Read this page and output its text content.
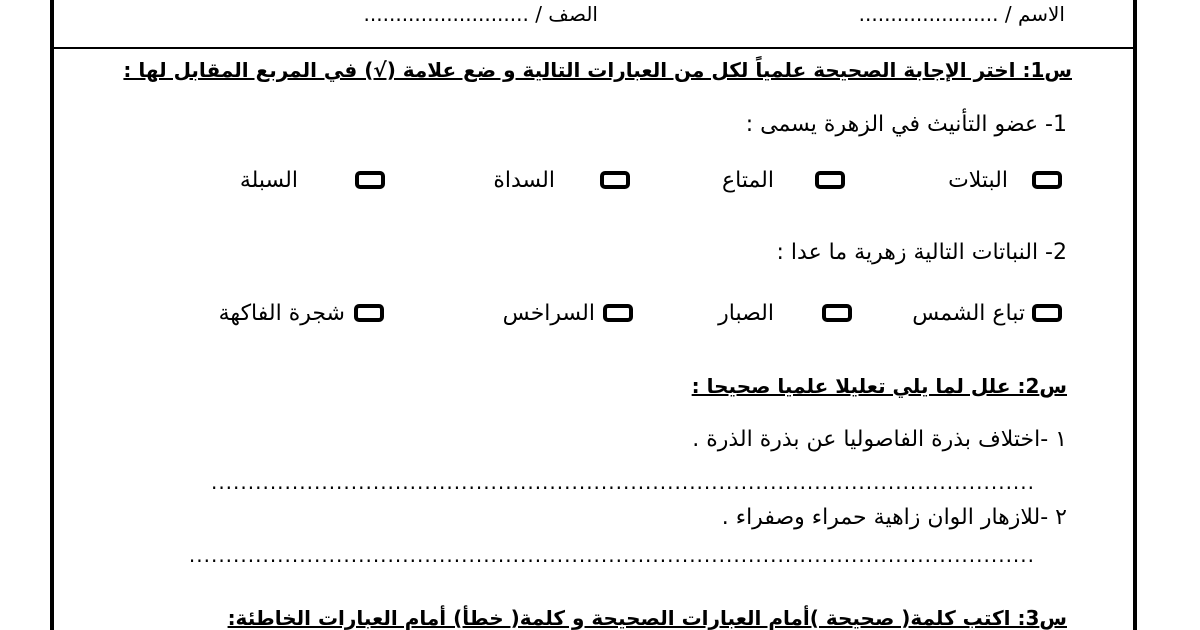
الاسم / ......................
الصف / ..........................
س1: اختر الإجابة الصحيحة علمياً لكل من العبارات التالية و ضع علامة (√) في المربع المقابل لها :
1- عضو التأنيث في الزهرة يسمى :
البتلات
المتاع
السداة
السبلة
2- النباتات التالية زهرية ما عدا :
تباع الشمس
الصبار
السراخس
شجرة الفاكهة
س2: علل لما يلي تعليلا علميا صحيحا :
١ -اختلاف بذرة الفاصوليا عن بذرة الذرة .
................................................................................................................
٢ -للازهار الوان زاهية حمراء وصفراء .
...................................................................................................................
س3: اكتب كلمة( صحيحة )أمام العبارات الصحيحة و كلمة( خطأ) أمام العبارات الخاطئة:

## THE TASK
Look through the material and copy each line that has "العبارات".

## WRITTEN ANSWER
س1: اختر الإجابة الصحيحة علمياً لكل من العبارات التالية و ضع علامة (√) في المربع المقابل لها :
س3: اكتب كلمة( صحيحة )أمام العبارات الصحيحة و كلمة( خطأ) أمام العبارات الخاطئة:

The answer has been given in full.